[Start Data for this task]
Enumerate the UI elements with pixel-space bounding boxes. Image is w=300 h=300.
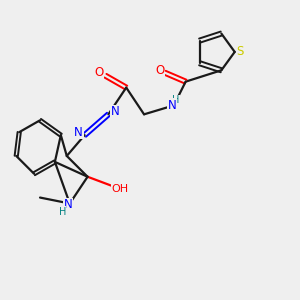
Text: H: H — [58, 207, 66, 217]
Text: N: N — [111, 106, 119, 118]
Text: OH: OH — [111, 184, 128, 194]
Text: N: N — [168, 99, 177, 112]
Text: H: H — [172, 95, 180, 105]
Text: O: O — [155, 64, 164, 77]
Text: S: S — [236, 45, 244, 58]
Text: N: N — [74, 126, 83, 139]
Text: N: N — [64, 199, 73, 212]
Text: O: O — [94, 66, 104, 79]
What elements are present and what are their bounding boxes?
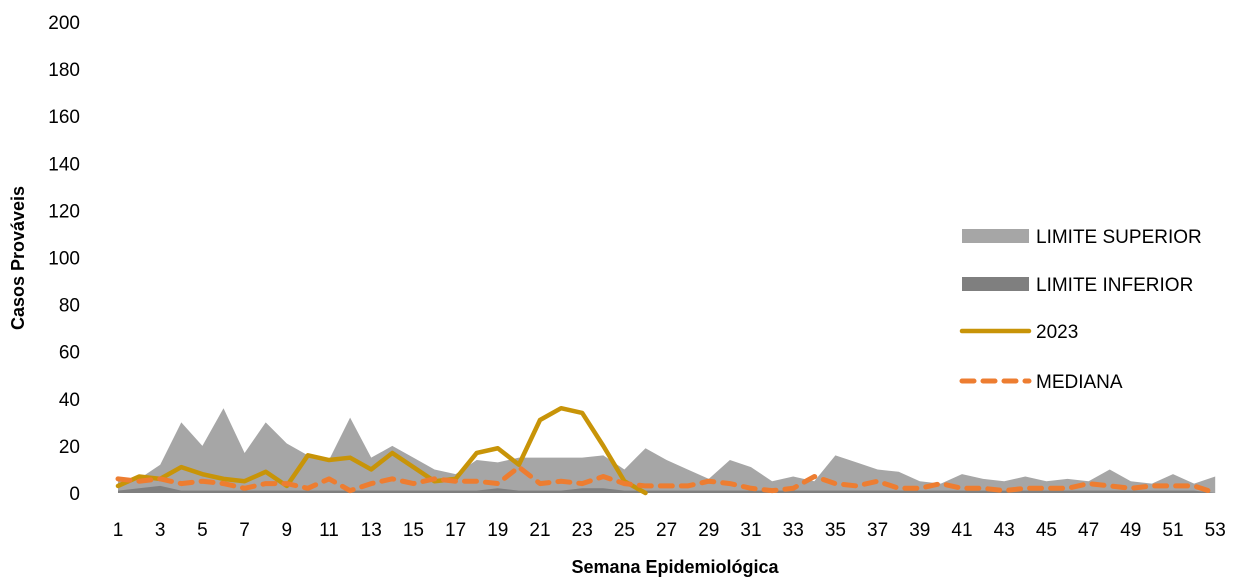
legend-label-2023: 2023 [1036,322,1078,343]
x-tick-label: 9 [282,520,293,541]
x-axis-ticks: 1 3 5 7 9 11 13 15 17 19 21 23 25 27 29 31 33 35 37 39 41 43 4… [113,520,1226,541]
x-tick-label: 11 [319,520,339,541]
y-tick-label: 160 [48,107,80,128]
x-tick-label: 23 [572,520,593,541]
x-tick-label: 1 [113,520,124,541]
series-line-mediana [115,464,1218,496]
y-tick-label: 180 [48,60,80,81]
area-series-group [118,408,1216,493]
series-area-limite-superior [118,408,1216,493]
x-tick-label: 35 [825,520,846,541]
x-tick-label: 3 [155,520,166,541]
y-tick-label: 80 [59,296,80,317]
legend-label-limite-inferior: LIMITE INFERIOR [1036,275,1193,296]
y-axis-ticks: 0 20 40 60 80 100 120 140 160 180 200 [48,13,80,505]
x-tick-label: 21 [529,520,550,541]
x-tick-label: 37 [867,520,888,541]
x-tick-label: 29 [698,520,719,541]
y-tick-label: 0 [69,484,80,505]
x-tick-label: 25 [614,520,635,541]
x-tick-label: 15 [403,520,424,541]
x-tick-label: 31 [740,520,761,541]
legend: LIMITE SUPERIOR LIMITE INFERIOR 2023 MEDIAN… [959,227,1202,393]
y-tick-label: 40 [59,390,80,411]
series-line-2023 [115,405,648,496]
x-tick-label: 51 [1162,520,1183,541]
legend-label-mediana: MEDIANA [1036,372,1123,393]
x-tick-label: 19 [487,520,508,541]
x-tick-label: 53 [1205,520,1226,541]
x-tick-label: 33 [783,520,804,541]
legend-swatch-limite-inferior [962,277,1029,291]
line-series-group [115,405,1218,496]
x-tick-label: 43 [994,520,1015,541]
x-tick-label: 45 [1036,520,1057,541]
x-tick-label: 13 [361,520,382,541]
y-tick-label: 20 [59,437,80,458]
x-tick-label: 49 [1120,520,1141,541]
y-axis-title: Casos Prováveis [8,186,28,330]
x-axis-title: Semana Epidemiológica [571,557,779,577]
x-tick-label: 39 [909,520,930,541]
y-tick-label: 140 [48,154,80,175]
x-tick-label: 7 [239,520,250,541]
y-tick-label: 120 [48,201,80,222]
y-tick-label: 100 [48,249,80,270]
x-tick-label: 47 [1078,520,1099,541]
x-tick-label: 27 [656,520,677,541]
legend-label-limite-superior: LIMITE SUPERIOR [1036,227,1202,248]
legend-swatch-limite-superior [962,229,1029,243]
y-tick-label: 200 [48,13,80,34]
x-tick-label: 41 [951,520,972,541]
y-tick-label: 60 [59,343,80,364]
x-tick-label: 5 [197,520,208,541]
series-area-limite-inferior [118,485,1216,493]
x-tick-label: 17 [445,520,466,541]
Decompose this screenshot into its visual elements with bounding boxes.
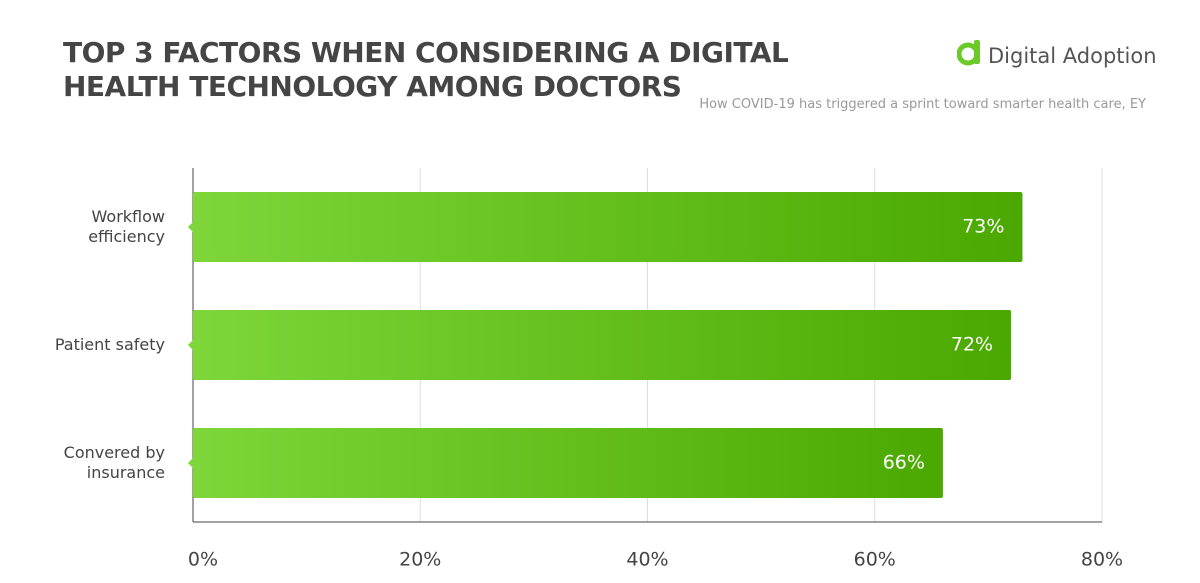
y-tick-label: Workflow efficiency — [88, 207, 165, 246]
x-tick-label: 0% — [188, 549, 218, 571]
x-tick-label: 20% — [399, 549, 441, 571]
value-label: 73% — [962, 216, 1004, 238]
value-label: 72% — [951, 334, 993, 356]
value-label: 66% — [883, 452, 925, 474]
chart-title: TOP 3 FACTORS WHEN CONSIDERING A DIGITAL… — [63, 36, 789, 103]
x-tick-label: 40% — [626, 549, 668, 571]
bar-pointer — [188, 222, 193, 232]
brand: Digital Adoption — [988, 44, 1157, 68]
y-tick-label: Patient safety — [54, 335, 165, 354]
source: How COVID-19 has triggered a sprint towa… — [699, 97, 1146, 112]
y-tick-label: Convered by insurance — [63, 443, 165, 482]
x-tick-label: 80% — [1081, 549, 1123, 571]
bar-pointer — [188, 458, 193, 468]
bar — [193, 310, 1012, 380]
x-tick-label: 60% — [854, 549, 896, 571]
bar — [193, 192, 1023, 262]
logo-icon — [957, 40, 980, 66]
bar-pointer — [188, 340, 193, 350]
bar — [193, 428, 943, 498]
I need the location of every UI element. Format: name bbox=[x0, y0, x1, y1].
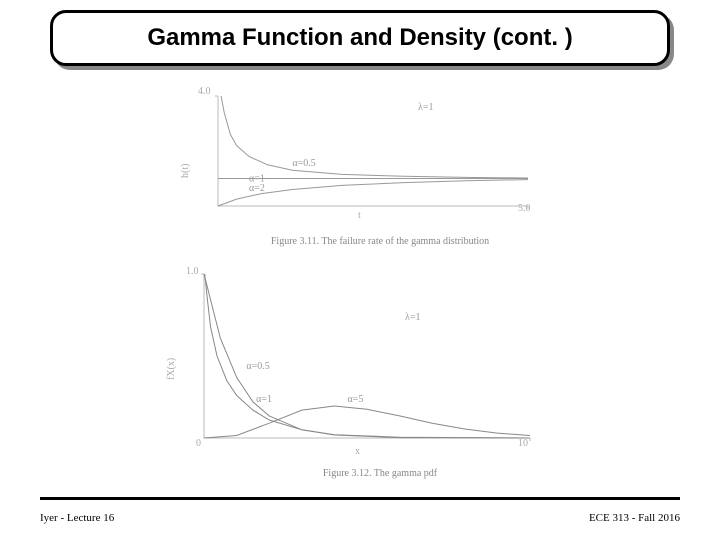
[End Data for this task]
Your task:
Arrange all of the lines above as a numbered list, skipping any blank lines and leaving the pictures out.

Solution to the exercise:
1. Enumerate the UI elements with pixel-space bounding boxes. Image is w=300 h=300.
2. Text: H: H — [58, 207, 66, 217]
3. Text: N: N — [111, 106, 119, 118]
4. Text: OH: OH — [111, 184, 128, 194]
5. Text: N: N — [168, 99, 177, 112]
6. Text: H: H — [172, 95, 180, 105]
7. Text: O: O — [155, 64, 164, 77]
8. Text: S: S — [236, 45, 244, 58]
9. Text: N: N — [74, 126, 83, 139]
10. Text: N: N — [64, 199, 73, 212]
11. Text: O: O — [94, 66, 104, 79]
12. What elements are present and what are their bounding boxes?
13. legend-label-2023: 2023 [1036,322,1078,343]
14. x-tick-label: 9 [282,520,293,541]
15. x-axis-ticks: 1 3 5 7 9 11 13 15 17 19 21 23 25 27 29 31 33 35 37 39 41 43 4… [113,520,1226,541]
16. x-tick-label: 11 [319,520,339,541]
17. y-tick-label: 160 [48,107,80,128]
18. x-tick-label: 23 [572,520,593,541]
19. x-tick-label: 1 [113,520,124,541]
20. series-line-mediana [115,464,1218,496]
21. y-tick-label: 180 [48,60,80,81]
22. area-series-group [118,408,1216,493]
23. series-area-limite-superior [118,408,1216,493]
24. x-tick-label: 35 [825,520,846,541]
25. x-tick-label: 3 [155,520,166,541]
26. y-tick-label: 80 [59,296,80,317]
27. legend-label-limite-inferior: LIMITE INFERIOR [1036,275,1193,296]
28. y-axis-ticks: 0 20 40 60 80 100 120 140 160 180 200 [48,13,80,505]
29. x-tick-label: 21 [529,520,550,541]
30. x-tick-label: 37 [867,520,888,541]
31. x-tick-label: 29 [698,520,719,541]
32. y-tick-label: 0 [69,484,80,505]
33. x-tick-label: 25 [614,520,635,541]
34. x-tick-label: 15 [403,520,424,541]
35. x-tick-label: 31 [740,520,761,541]
36. legend: LIMITE SUPERIOR LIMITE INFERIOR 2023 MEDIAN… [959,227,1202,393]
37. y-tick-label: 40 [59,390,80,411]
38. series-line-2023 [115,405,648,496]
39. x-tick-label: 51 [1162,520,1183,541]
40. legend-label-mediana: MEDIANA [1036,372,1123,393]
41. x-tick-label: 19 [487,520,508,541]
42. x-tick-label: 53 [1205,520,1226,541]
43. x-tick-label: 33 [783,520,804,541]
44. legend-swatch-limite-inferior [962,277,1029,291]
45. line-series-group [115,405,1218,496]
46. x-tick-label: 43 [994,520,1015,541]
47. x-tick-label: 45 [1036,520,1057,541]
48. x-tick-label: 13 [361,520,382,541]
49. y-tick-label: 20 [59,437,80,458]
50. x-tick-label: 49 [1120,520,1141,541]
51. y-axis-title: Casos Prováveis [8,186,28,330]
52. x-axis-title: Semana Epidemiológica [571,557,779,577]
53. x-tick-label: 39 [909,520,930,541]
54. y-tick-label: 140 [48,154,80,175]
55. x-tick-label: 7 [239,520,250,541]
56. y-tick-label: 120 [48,201,80,222]
57. y-tick-label: 100 [48,249,80,270]
58. x-tick-label: 47 [1078,520,1099,541]
59. x-tick-label: 27 [656,520,677,541]
60. legend-label-limite-superior: LIMITE SUPERIOR [1036,227,1202,248]
61. legend-swatch-limite-superior [962,229,1029,243]
62. y-tick-label: 200 [48,13,80,34]
63. x-tick-label: 41 [951,520,972,541]
64. y-tick-label: 60 [59,343,80,364]
65. x-tick-label: 5 [197,520,208,541]
66. series-area-limite-inferior [118,485,1216,493]
67. x-tick-label: 17 [445,520,466,541]
68. Decompose this screenshot into its visual elements with bounding boxes.
69. y-tick-label: Workflow efficiency — [88, 207, 165, 246]
70. x-tick-label: 0% — [188, 549, 218, 571]
71. x-tick-label: 20% — [399, 549, 441, 571]
72. value-label: 73% — [962, 216, 1004, 238]
73. value-label: 72% — [951, 334, 993, 356]
74. value-label: 66% — [883, 452, 925, 474]
75. chart-title: TOP 3 FACTORS WHEN CONSIDERING A DIGITAL… — [63, 36, 789, 103]
76. x-tick-label: 40% — [626, 549, 668, 571]
77. bar-pointer — [188, 222, 193, 232]
78. brand: Digital Adoption — [988, 44, 1157, 68]
79. y-tick-label: Patient safety — [54, 335, 165, 354]
80. source: How COVID-19 has triggered a sprint towa… — [699, 97, 1146, 112]
81. y-tick-label: Convered by insurance — [63, 443, 165, 482]
82. x-tick-label: 80% — [1081, 549, 1123, 571]
83. bar-pointer — [188, 458, 193, 468]
84. bar — [193, 310, 1012, 380]
85. x-tick-label: 60% — [854, 549, 896, 571]
86. bar — [193, 192, 1023, 262]
87. logo-icon — [957, 40, 980, 66]
88. bar-pointer — [188, 340, 193, 350]
89. bar — [193, 428, 943, 498]
90. I need the location of every UI element. Format: name bbox=[x0, y0, x1, y1].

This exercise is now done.